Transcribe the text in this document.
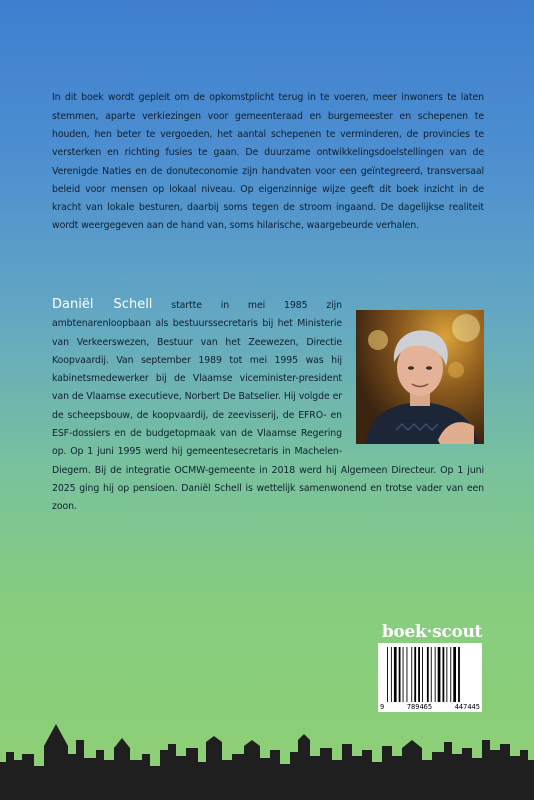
In dit boek wordt gepleit om de opkomstplicht terug in te voeren, meer inwoners te laten stemmen, aparte verkiezingen voor gemeenteraad en burgemeester en schepenen te houden, hen beter te vergoeden, het aantal schepenen te verminderen, de provincies te versterken en richting fusies te gaan. De duurzame ontwikkelingsdoelstellingen van de Verenigde Naties en de donuteconomie zijn handvaten voor een geïntegreerd, transversaal beleid voor mensen op lokaal niveau. Op eigenzinnige wijze geeft dit boek inzicht in de kracht van lokale besturen, daarbij soms tegen de stroom ingaand. De dagelijkse realiteit wordt weergegeven aan de hand van, soms hilarische, waargebeurde verhalen.

Daniël Schell startte in mei 1985 zijn ambtenarenloopbaan als bestuurssecretaris bij het Ministerie van Verkeerswezen, Bestuur van het Zeewezen, Directie Koopvaardij. Van september 1989 tot mei 1995 was hij kabinetsmedewerker bij de Vlaamse viceminister-president van de Vlaamse executieve, Norbert De Batselier. Hij volgde er de scheepsbouw, de koopvaardij, de zeevisserij, de EFRO- en ESF-dossiers en de budgetopmaak van de Vlaamse Regering op. Op 1 juni 1995 werd hij gemeentesecretaris in Machelen-Diegem. Bij de integratie OCMW-gemeente in 2018 werd hij Algemeen Directeur. Op 1 juni 2025 ging hij op pensioen. Daniël Schell is wettelijk samenwonend en trotse vader van een zoon.
boek·scout
9	789465	447445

# Problem requirements
Give every record back exactly as it reads, with no images.

# Result for this task
Transcribe the text in this document.
In dit boek wordt gepleit om de opkomstplicht terug in te voeren, meer inwoners te laten stemmen, aparte verkiezingen voor gemeenteraad en burgemeester en schepenen te houden, hen beter te vergoeden, het aantal schepenen te verminderen, de provincies te versterken en richting fusies te gaan. De duurzame ontwikkelingsdoelstellingen van de Verenigde Naties en de donuteconomie zijn handvaten voor een geïntegreerd, transversaal beleid voor mensen op lokaal niveau. Op eigenzinnige wijze geeft dit boek inzicht in de kracht van lokale besturen, daarbij soms tegen de stroom ingaand. De dagelijkse realiteit wordt weergegeven aan de hand van, soms hilarische, waargebeurde verhalen.

Daniël Schell startte in mei 1985 zijn ambtenarenloopbaan als bestuurssecretaris bij het Ministerie van Verkeerswezen, Bestuur van het Zeewezen, Directie Koopvaardij. Van september 1989 tot mei 1995 was hij kabinetsmedewerker bij de Vlaamse viceminister-president van de Vlaamse executieve, Norbert De Batselier. Hij volgde er de scheepsbouw, de koopvaardij, de zeevisserij, de EFRO- en ESF-dossiers en de budgetopmaak van de Vlaamse Regering op. Op 1 juni 1995 werd hij gemeentesecretaris in Machelen-Diegem. Bij de integratie OCMW-gemeente in 2018 werd hij Algemeen Directeur. Op 1 juni 2025 ging hij op pensioen. Daniël Schell is wettelijk samenwonend en trotse vader van een zoon.
boek·scout
9	789465	447445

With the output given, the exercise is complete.